Task instructions = Write out the entire listing below exactly as it appears, minus any pictures.

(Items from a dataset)
------

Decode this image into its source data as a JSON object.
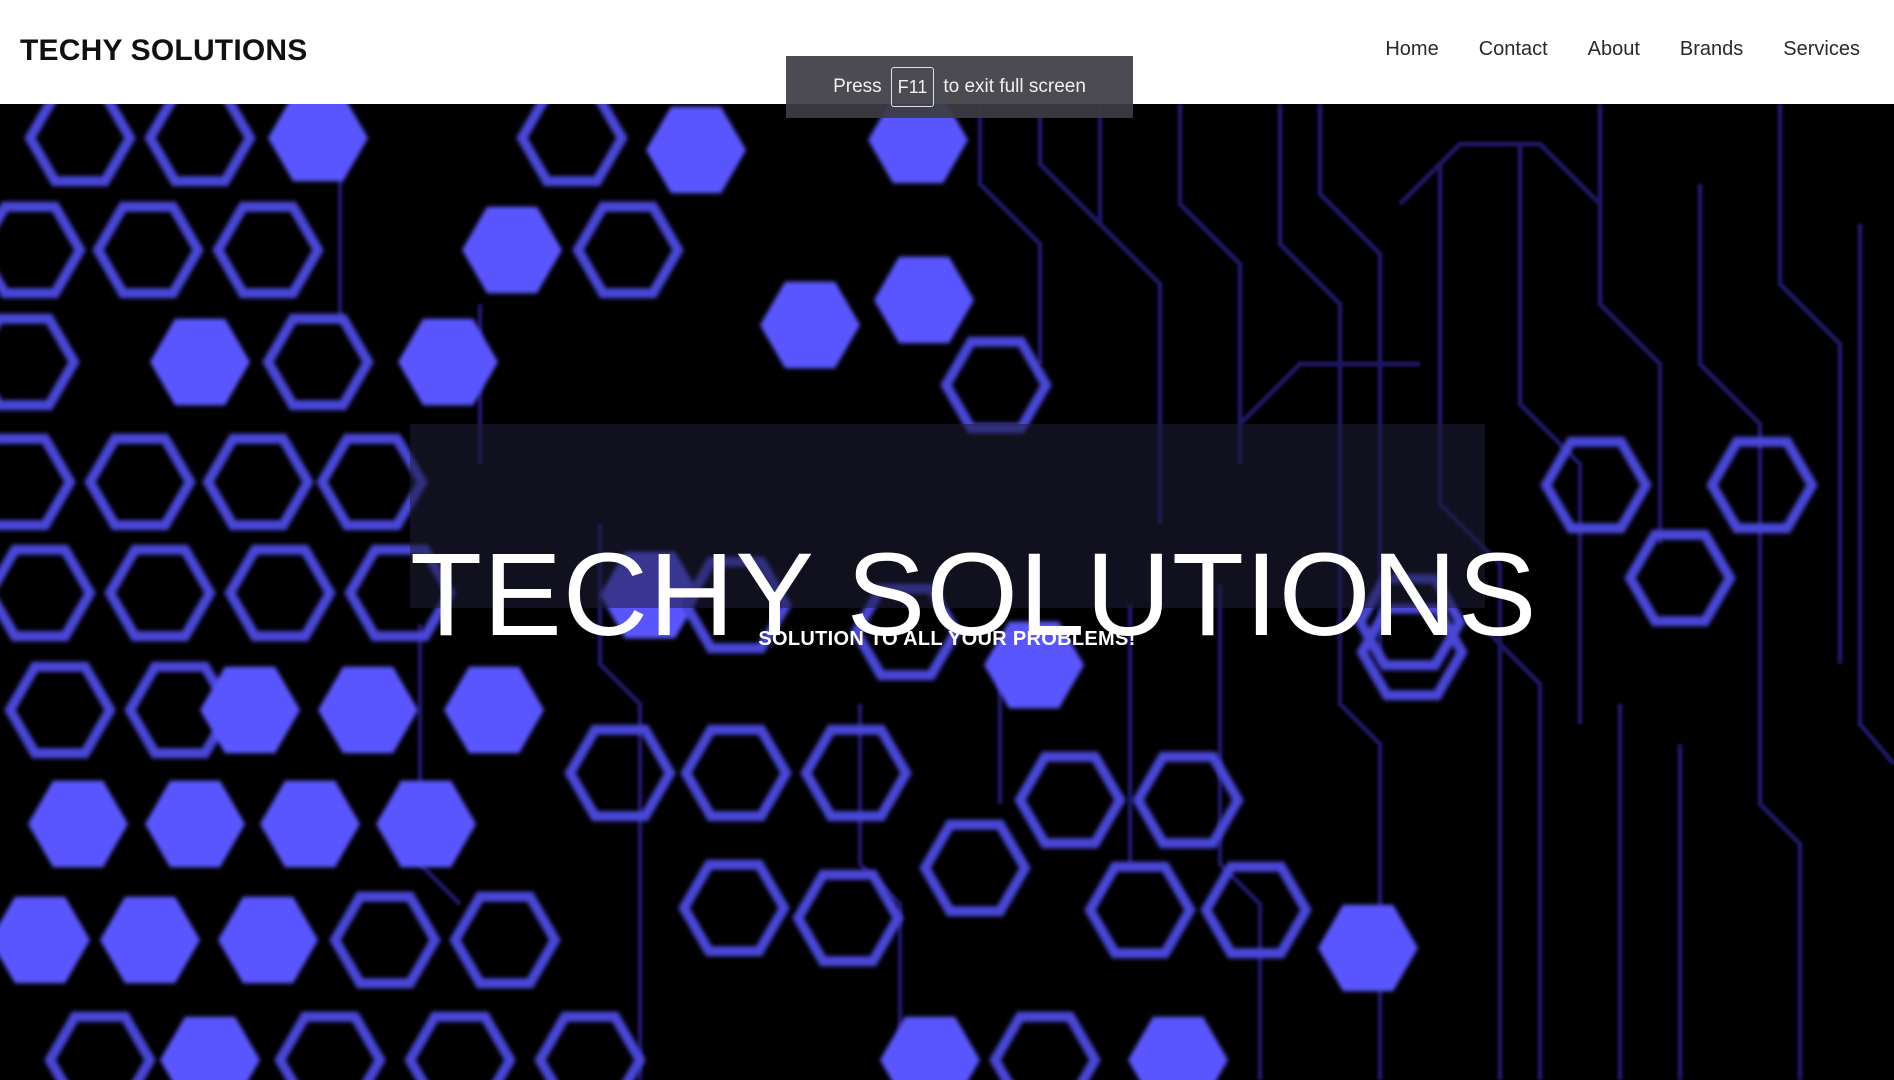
{
  "header": {
    "brand": "TECHY SOLUTIONS",
    "nav": [
      "Home",
      "Contact",
      "About",
      "Brands",
      "Services"
    ]
  },
  "hero": {
    "title": "TECHY SOLUTIONS",
    "subtitle": "SOLUTION TO ALL YOUR PROBLEMS!",
    "background": "blurred-hexagon-circuit-pattern"
  },
  "fullscreen_toast": {
    "prefix": "Press",
    "key": "F11",
    "suffix": "to exit full screen"
  },
  "colors": {
    "header_bg": "#ffffff",
    "hero_bg": "#000000",
    "hex_fill": "#5a56ff",
    "hex_outline": "#4a46d8",
    "circuit_line": "#1a1860",
    "toast_bg": "#3c3c42"
  }
}
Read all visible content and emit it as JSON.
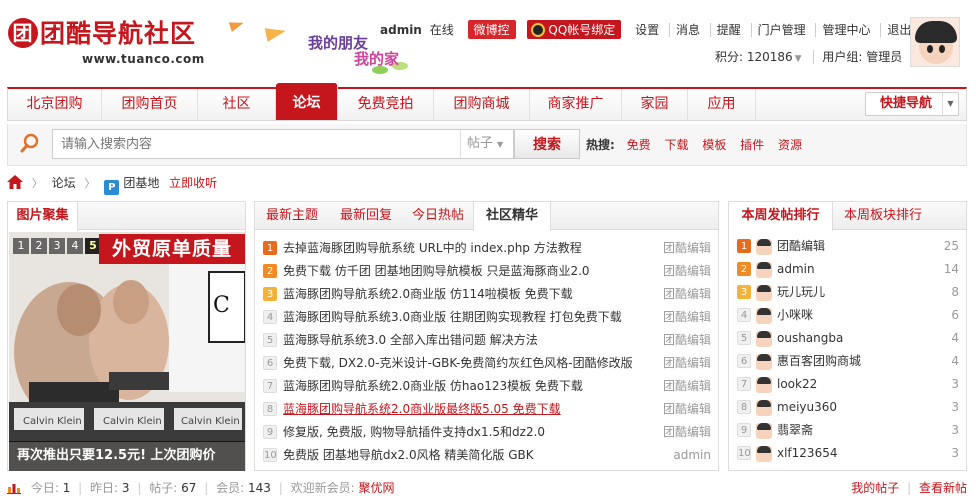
{
  "site": {
    "logo_text": "团酷导航社区",
    "logo_url": "www.tuanco.com",
    "banner_line1": "我的朋友",
    "banner_line2": "我的家"
  },
  "userbar": {
    "username": "admin",
    "status": "在线",
    "weibo_button": "微博控",
    "qq_button": "QQ帐号绑定",
    "links": [
      "设置",
      "消息",
      "提醒",
      "门户管理",
      "管理中心",
      "退出"
    ],
    "credits_label": "积分: 120186",
    "group_label": "用户组: 管理员"
  },
  "nav": {
    "items": [
      "北京团购",
      "团购首页",
      "社区",
      "论坛",
      "免费竞拍",
      "团购商城",
      "商家推广",
      "家园",
      "应用"
    ],
    "active": "论坛",
    "quick_nav": "快捷导航"
  },
  "search": {
    "placeholder": "请输入搜索内容",
    "type": "帖子",
    "button": "搜索",
    "hot_label": "热搜:",
    "hot_keywords": [
      "免费",
      "下载",
      "模板",
      "插件",
      "资源"
    ]
  },
  "breadcrumb": {
    "forum": "论坛",
    "board": "团基地",
    "favorite": "立即收听"
  },
  "gallery": {
    "title": "图片聚集",
    "dots": [
      "1",
      "2",
      "3",
      "4",
      "5"
    ],
    "active_dot": "5",
    "banner_text": "外贸原单质量",
    "caption": "再次推出只要12.5元! 上次团购价"
  },
  "threads": {
    "tabs": [
      "最新主题",
      "最新回复",
      "今日热帖",
      "社区精华"
    ],
    "active_tab": "社区精华",
    "rows": [
      {
        "num": "1",
        "title": "去掉蓝海豚团购导航系统 URL中的 index.php 方法教程",
        "author": "团酷编辑"
      },
      {
        "num": "2",
        "title": "免费下载 仿千团 团基地团购导航模板 只是蓝海豚商业2.0",
        "author": "团酷编辑"
      },
      {
        "num": "3",
        "title": "蓝海豚团购导航系统2.0商业版 仿114啦模板 免费下载",
        "author": "团酷编辑"
      },
      {
        "num": "4",
        "title": "蓝海豚团购导航系统3.0商业版 往期团购实现教程 打包免费下载",
        "author": "团酷编辑"
      },
      {
        "num": "5",
        "title": "蓝海豚导航系统3.0 全部入库出错问题 解决方法",
        "author": "团酷编辑"
      },
      {
        "num": "6",
        "title": "免费下载, DX2.0-克米设计-GBK-免费简约灰红色风格-团酷修改版",
        "author": "团酷编辑"
      },
      {
        "num": "7",
        "title": "蓝海豚团购导航系统2.0商业版 仿hao123模板 免费下载",
        "author": "团酷编辑"
      },
      {
        "num": "8",
        "title": "蓝海豚团购导航系统2.0商业版最终版5.05 免费下载",
        "author": "团酷编辑"
      },
      {
        "num": "9",
        "title": "修复版, 免费版, 购物导航插件支持dx1.5和dz2.0",
        "author": "团酷编辑"
      },
      {
        "num": "10",
        "title": "免费版 团基地导航dx2.0风格 精美简化版 GBK",
        "author": "admin"
      }
    ],
    "highlight_index": 7
  },
  "rank": {
    "tabs": [
      "本周发帖排行",
      "本周板块排行"
    ],
    "active_tab": "本周发帖排行",
    "rows": [
      {
        "num": "1",
        "name": "团酷编辑",
        "count": "25"
      },
      {
        "num": "2",
        "name": "admin",
        "count": "14"
      },
      {
        "num": "3",
        "name": "玩儿玩儿",
        "count": "8"
      },
      {
        "num": "4",
        "name": "小咪咪",
        "count": "6"
      },
      {
        "num": "5",
        "name": "oushangba",
        "count": "4"
      },
      {
        "num": "6",
        "name": "惠百客团购商城",
        "count": "4"
      },
      {
        "num": "7",
        "name": "look22",
        "count": "3"
      },
      {
        "num": "8",
        "name": "meiyu360",
        "count": "3"
      },
      {
        "num": "9",
        "name": "翡翠斋",
        "count": "3"
      },
      {
        "num": "10",
        "name": "xlf123654",
        "count": "3"
      }
    ]
  },
  "stats": {
    "today_label": "今日:",
    "today": "1",
    "yesterday_label": "昨日:",
    "yesterday": "3",
    "posts_label": "帖子:",
    "posts": "67",
    "members_label": "会员:",
    "members": "143",
    "welcome_label": "欢迎新会员:",
    "new_member": "聚优网",
    "my_posts": "我的帖子",
    "view_new": "查看新帖"
  },
  "colors": {
    "brand_red": "#c4161c",
    "muted_text": "#999999"
  }
}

------

Expected answer =
Decode this image into its source data as a JSON object.
{
  "header": {
    "brand": "TECHY SOLUTIONS",
    "nav": [
      "Home",
      "Contact",
      "About",
      "Brands",
      "Services"
    ]
  },
  "hero": {
    "title": "TECHY SOLUTIONS",
    "subtitle": "SOLUTION TO ALL YOUR PROBLEMS!",
    "background": "blurred-hexagon-circuit-pattern"
  },
  "fullscreen_toast": {
    "prefix": "Press",
    "key": "F11",
    "suffix": "to exit full screen"
  },
  "colors": {
    "header_bg": "#ffffff",
    "hero_bg": "#000000",
    "hex_fill": "#5a56ff",
    "hex_outline": "#4a46d8",
    "circuit_line": "#1a1860",
    "toast_bg": "#3c3c42"
  }
}
Read all visible content and emit it as JSON.
{
  "site": {
    "logo_text": "团酷导航社区",
    "logo_url": "www.tuanco.com",
    "banner_line1": "我的朋友",
    "banner_line2": "我的家"
  },
  "userbar": {
    "username": "admin",
    "status": "在线",
    "weibo_button": "微博控",
    "qq_button": "QQ帐号绑定",
    "links": [
      "设置",
      "消息",
      "提醒",
      "门户管理",
      "管理中心",
      "退出"
    ],
    "credits_label": "积分: 120186",
    "group_label": "用户组: 管理员"
  },
  "nav": {
    "items": [
      "北京团购",
      "团购首页",
      "社区",
      "论坛",
      "免费竞拍",
      "团购商城",
      "商家推广",
      "家园",
      "应用"
    ],
    "active": "论坛",
    "quick_nav": "快捷导航"
  },
  "search": {
    "placeholder": "请输入搜索内容",
    "type": "帖子",
    "button": "搜索",
    "hot_label": "热搜:",
    "hot_keywords": [
      "免费",
      "下载",
      "模板",
      "插件",
      "资源"
    ]
  },
  "breadcrumb": {
    "forum": "论坛",
    "board": "团基地",
    "favorite": "立即收听"
  },
  "gallery": {
    "title": "图片聚集",
    "dots": [
      "1",
      "2",
      "3",
      "4",
      "5"
    ],
    "active_dot": "5",
    "banner_text": "外贸原单质量",
    "caption": "再次推出只要12.5元! 上次团购价"
  },
  "threads": {
    "tabs": [
      "最新主题",
      "最新回复",
      "今日热帖",
      "社区精华"
    ],
    "active_tab": "社区精华",
    "rows": [
      {
        "num": "1",
        "title": "去掉蓝海豚团购导航系统 URL中的 index.php 方法教程",
        "author": "团酷编辑"
      },
      {
        "num": "2",
        "title": "免费下载 仿千团 团基地团购导航模板 只是蓝海豚商业2.0",
        "author": "团酷编辑"
      },
      {
        "num": "3",
        "title": "蓝海豚团购导航系统2.0商业版 仿114啦模板 免费下载",
        "author": "团酷编辑"
      },
      {
        "num": "4",
        "title": "蓝海豚团购导航系统3.0商业版 往期团购实现教程 打包免费下载",
        "author": "团酷编辑"
      },
      {
        "num": "5",
        "title": "蓝海豚导航系统3.0 全部入库出错问题 解决方法",
        "author": "团酷编辑"
      },
      {
        "num": "6",
        "title": "免费下载, DX2.0-克米设计-GBK-免费简约灰红色风格-团酷修改版",
        "author": "团酷编辑"
      },
      {
        "num": "7",
        "title": "蓝海豚团购导航系统2.0商业版 仿hao123模板 免费下载",
        "author": "团酷编辑"
      },
      {
        "num": "8",
        "title": "蓝海豚团购导航系统2.0商业版最终版5.05 免费下载",
        "author": "团酷编辑"
      },
      {
        "num": "9",
        "title": "修复版, 免费版, 购物导航插件支持dx1.5和dz2.0",
        "author": "团酷编辑"
      },
      {
        "num": "10",
        "title": "免费版 团基地导航dx2.0风格 精美简化版 GBK",
        "author": "admin"
      }
    ],
    "highlight_index": 7
  },
  "rank": {
    "tabs": [
      "本周发帖排行",
      "本周板块排行"
    ],
    "active_tab": "本周发帖排行",
    "rows": [
      {
        "num": "1",
        "name": "团酷编辑",
        "count": "25"
      },
      {
        "num": "2",
        "name": "admin",
        "count": "14"
      },
      {
        "num": "3",
        "name": "玩儿玩儿",
        "count": "8"
      },
      {
        "num": "4",
        "name": "小咪咪",
        "count": "6"
      },
      {
        "num": "5",
        "name": "oushangba",
        "count": "4"
      },
      {
        "num": "6",
        "name": "惠百客团购商城",
        "count": "4"
      },
      {
        "num": "7",
        "name": "look22",
        "count": "3"
      },
      {
        "num": "8",
        "name": "meiyu360",
        "count": "3"
      },
      {
        "num": "9",
        "name": "翡翠斋",
        "count": "3"
      },
      {
        "num": "10",
        "name": "xlf123654",
        "count": "3"
      }
    ]
  },
  "stats": {
    "today_label": "今日:",
    "today": "1",
    "yesterday_label": "昨日:",
    "yesterday": "3",
    "posts_label": "帖子:",
    "posts": "67",
    "members_label": "会员:",
    "members": "143",
    "welcome_label": "欢迎新会员:",
    "new_member": "聚优网",
    "my_posts": "我的帖子",
    "view_new": "查看新帖"
  },
  "colors": {
    "brand_red": "#c4161c",
    "muted_text": "#999999"
  }
}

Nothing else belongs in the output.